- **Görev Talimatları**
1. Cam malzeme bilgisi metnine göre kristal halde moleküller nasıl bir yapı oluşturur?
2. Lütfen cam malzeme bilgisi metnini kaldığı yerden sürdürün.

30 Eylül 2016 Cuma

Cam Malzeme Bilgisi





Maddenin 3 hali;

Gaz Hali: Moleküller birbirlerinden oldukça uzaktırlar ve karmaşık bir biçimde hareket etmektedirler. Moleküller arasında birbirleri ile çarpışmaktan başka etkileşim yoktur.
Sıvı Hali: Moleküller çekim kuvvetleri nedeniyle birbirlerine yakın durmaktadırlar, ancak yerleri sabit ve kalıcı değildir. Düzensiz hareket halindedirler.
Kristal Hali: Kuvvetli çekim kuvvetleri sayesinde sabit ve hareketsiz olarak yer değiştirmeden durmaktadırlar. Her bir molekül  belirli bir konumda olup, mükemmel bir düzene sahip üç boyutlu bir kafes örgüsü oluşturmaktadırlar.

- **Gösterilen Malzeme**
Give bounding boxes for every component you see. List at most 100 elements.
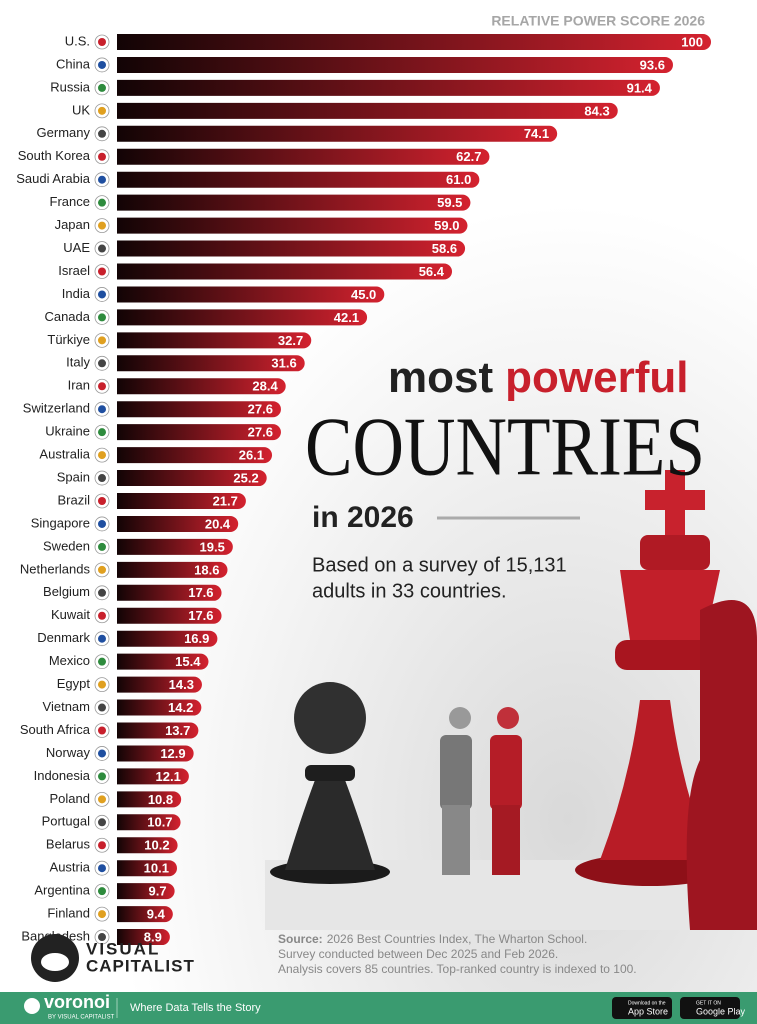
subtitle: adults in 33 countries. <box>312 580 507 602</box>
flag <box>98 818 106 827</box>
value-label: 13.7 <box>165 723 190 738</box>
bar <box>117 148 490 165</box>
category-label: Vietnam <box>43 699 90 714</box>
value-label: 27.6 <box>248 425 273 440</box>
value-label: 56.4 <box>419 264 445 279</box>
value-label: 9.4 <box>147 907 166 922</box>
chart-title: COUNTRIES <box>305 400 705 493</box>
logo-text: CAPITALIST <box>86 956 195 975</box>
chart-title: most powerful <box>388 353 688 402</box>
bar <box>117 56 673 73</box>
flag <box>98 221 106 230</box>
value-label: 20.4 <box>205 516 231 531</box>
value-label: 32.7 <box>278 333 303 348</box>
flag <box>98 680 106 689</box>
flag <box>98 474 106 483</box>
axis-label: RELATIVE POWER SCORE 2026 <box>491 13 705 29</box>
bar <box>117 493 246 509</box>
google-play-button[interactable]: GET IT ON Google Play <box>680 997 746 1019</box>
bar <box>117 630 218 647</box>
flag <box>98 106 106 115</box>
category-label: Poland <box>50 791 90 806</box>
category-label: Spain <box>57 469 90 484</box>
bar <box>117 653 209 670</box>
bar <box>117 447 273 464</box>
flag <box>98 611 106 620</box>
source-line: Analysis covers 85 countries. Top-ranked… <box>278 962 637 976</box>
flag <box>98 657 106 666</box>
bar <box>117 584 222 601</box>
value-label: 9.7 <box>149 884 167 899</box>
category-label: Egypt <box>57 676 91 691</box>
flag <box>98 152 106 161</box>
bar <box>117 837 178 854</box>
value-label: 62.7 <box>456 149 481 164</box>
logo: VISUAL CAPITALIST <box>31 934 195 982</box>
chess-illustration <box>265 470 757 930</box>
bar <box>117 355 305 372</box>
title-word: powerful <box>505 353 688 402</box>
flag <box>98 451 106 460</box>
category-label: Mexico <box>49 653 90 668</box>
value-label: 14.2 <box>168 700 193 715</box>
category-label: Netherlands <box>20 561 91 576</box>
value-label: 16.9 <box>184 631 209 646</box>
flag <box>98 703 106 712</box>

- **Görev Sonuçları**
1. Mükemmel bir düzene sahip üç boyutlu bir kafes örgüsü oluştururlar.

2.
Cam Hali :Cam maddenin hallerinden biridir. Camlar kristallerin ve sıvıların bazı özelliklerini yapısında birleştirmekle birlikte her ikisinden de belirgin biçimde farlıdırlar. Kristallerin mekanik sertliğine sahiptirler, fakat cam moleküllerinin rastgele ve düzensiz sıralanışları sıvılarınkine benzemektedir.
Camlar çok yüksek ısı derecelerinde kristal malzemelerin erimesi sonucunda ortaya çıkarlar.Bu eriyik soğuduğunda ise atomlar mükemmel bir kristal düzeni oluşturmadan, gelişi güzel bir biçimde birbirlerine kilitlenirler.

Camdan hemen her eşya üretilebilmektedir. Cam ürünler üç tip malzemeyi içerirler: Biçimlendiriciler cam bileşiminde yer alan en temel ve basit malzemelerdir. Eritilebilen ve soğutulduğunda cama dönüşebilen tüm kimyasal bileşikler bir biçimlendiricidir. Cam üretiminde yaygın olarak kullanılan biçimlendirici silis olup ,kumdan elde edilir. Silis: Silikon dioksit , camın temel maddelerinden biri olan mineraldir. Cam yapımında kullanılan en yaygın silis ise kumdur.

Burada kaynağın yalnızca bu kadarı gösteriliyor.